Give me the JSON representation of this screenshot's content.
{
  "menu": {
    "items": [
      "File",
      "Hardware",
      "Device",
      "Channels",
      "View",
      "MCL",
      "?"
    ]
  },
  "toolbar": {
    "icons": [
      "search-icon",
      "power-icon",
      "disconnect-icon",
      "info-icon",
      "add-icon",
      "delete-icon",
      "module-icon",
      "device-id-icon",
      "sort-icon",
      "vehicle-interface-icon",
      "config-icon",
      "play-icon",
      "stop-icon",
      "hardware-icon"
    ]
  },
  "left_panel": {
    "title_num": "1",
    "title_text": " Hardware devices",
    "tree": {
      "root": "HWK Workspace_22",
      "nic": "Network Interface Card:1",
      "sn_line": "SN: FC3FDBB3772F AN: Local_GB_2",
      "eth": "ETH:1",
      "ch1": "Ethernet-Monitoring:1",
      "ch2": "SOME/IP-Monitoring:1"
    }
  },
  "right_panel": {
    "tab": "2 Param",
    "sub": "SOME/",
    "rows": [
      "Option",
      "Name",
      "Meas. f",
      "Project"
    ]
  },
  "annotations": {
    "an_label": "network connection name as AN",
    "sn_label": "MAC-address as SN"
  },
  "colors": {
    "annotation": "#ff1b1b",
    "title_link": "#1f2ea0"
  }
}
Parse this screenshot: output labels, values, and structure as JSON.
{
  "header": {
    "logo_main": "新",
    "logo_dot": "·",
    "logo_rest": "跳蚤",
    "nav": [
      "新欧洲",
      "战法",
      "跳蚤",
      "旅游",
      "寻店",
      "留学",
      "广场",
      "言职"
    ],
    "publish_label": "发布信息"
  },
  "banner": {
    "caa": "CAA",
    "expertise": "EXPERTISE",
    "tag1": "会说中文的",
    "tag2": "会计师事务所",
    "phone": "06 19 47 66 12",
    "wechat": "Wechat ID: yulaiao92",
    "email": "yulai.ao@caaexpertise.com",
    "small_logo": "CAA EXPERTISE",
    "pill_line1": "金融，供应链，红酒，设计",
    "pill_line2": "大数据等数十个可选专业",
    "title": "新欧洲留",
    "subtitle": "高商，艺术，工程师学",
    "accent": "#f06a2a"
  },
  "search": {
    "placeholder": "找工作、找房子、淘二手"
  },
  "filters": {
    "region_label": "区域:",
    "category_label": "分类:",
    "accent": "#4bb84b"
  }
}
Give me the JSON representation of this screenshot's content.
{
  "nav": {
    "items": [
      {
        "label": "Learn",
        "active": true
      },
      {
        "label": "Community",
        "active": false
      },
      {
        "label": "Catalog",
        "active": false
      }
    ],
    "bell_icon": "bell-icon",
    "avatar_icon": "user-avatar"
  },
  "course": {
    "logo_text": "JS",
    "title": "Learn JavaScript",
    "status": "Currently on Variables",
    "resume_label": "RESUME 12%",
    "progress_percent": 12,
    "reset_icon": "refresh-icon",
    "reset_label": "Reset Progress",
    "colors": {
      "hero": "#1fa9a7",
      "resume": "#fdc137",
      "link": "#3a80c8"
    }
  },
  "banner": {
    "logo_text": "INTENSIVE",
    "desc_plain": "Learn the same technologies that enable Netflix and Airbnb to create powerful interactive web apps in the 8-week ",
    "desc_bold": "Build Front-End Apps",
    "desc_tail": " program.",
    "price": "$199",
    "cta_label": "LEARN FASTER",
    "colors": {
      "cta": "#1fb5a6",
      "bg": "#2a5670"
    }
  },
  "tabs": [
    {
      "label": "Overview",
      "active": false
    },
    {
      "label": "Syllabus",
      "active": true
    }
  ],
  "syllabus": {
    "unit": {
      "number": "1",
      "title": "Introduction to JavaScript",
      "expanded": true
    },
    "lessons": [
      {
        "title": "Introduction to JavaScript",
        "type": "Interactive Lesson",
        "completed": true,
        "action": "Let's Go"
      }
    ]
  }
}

------------------------------------------------------------

### PROMPT
Every line in the data that holds "JavaScript" should be copied out.

### COMPLETED TASK
    "title": "Learn JavaScript",
      "title": "Introduction to JavaScript",
        "title": "Introduction to JavaScript",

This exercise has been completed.